THE EXERCISE: Wherever the word "起海拔每升高" shows up in a line, please copy that line.

DATA:
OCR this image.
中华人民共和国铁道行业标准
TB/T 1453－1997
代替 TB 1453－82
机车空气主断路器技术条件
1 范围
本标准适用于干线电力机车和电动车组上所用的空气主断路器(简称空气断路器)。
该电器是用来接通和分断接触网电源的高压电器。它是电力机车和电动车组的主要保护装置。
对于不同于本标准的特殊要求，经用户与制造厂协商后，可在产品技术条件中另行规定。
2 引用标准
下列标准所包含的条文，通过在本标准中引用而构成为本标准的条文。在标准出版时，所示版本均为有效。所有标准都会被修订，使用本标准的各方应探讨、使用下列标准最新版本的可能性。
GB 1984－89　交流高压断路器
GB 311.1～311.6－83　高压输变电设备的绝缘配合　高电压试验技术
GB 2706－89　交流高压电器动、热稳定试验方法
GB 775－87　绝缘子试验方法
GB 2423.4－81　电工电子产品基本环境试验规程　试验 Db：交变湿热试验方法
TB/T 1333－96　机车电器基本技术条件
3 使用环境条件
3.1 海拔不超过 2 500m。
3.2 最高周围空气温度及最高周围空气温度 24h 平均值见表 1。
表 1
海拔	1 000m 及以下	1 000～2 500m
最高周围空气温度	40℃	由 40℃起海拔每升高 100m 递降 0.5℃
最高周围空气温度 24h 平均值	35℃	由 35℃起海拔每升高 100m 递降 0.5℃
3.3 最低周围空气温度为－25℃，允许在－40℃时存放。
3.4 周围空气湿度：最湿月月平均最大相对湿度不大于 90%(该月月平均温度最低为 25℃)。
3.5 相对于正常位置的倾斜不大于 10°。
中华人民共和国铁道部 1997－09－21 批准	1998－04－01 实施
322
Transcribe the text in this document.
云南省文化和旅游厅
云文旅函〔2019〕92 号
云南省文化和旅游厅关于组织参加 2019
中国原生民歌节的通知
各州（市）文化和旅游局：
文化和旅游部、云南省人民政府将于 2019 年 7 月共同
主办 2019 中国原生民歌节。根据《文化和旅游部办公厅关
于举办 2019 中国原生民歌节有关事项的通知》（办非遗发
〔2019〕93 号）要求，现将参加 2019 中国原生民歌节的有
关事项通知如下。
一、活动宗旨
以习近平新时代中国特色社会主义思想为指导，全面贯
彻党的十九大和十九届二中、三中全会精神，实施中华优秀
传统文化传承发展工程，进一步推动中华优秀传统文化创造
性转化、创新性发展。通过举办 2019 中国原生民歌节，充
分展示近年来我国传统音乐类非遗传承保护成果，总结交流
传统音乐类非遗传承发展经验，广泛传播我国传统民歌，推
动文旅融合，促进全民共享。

TASK ANSWER:
最高周围空气温度	40℃	由 40℃起海拔每升高 100m 递降 0.5℃
最高周围空气温度 24h 平均值	35℃	由 35℃起海拔每升高 100m 递降 0.5℃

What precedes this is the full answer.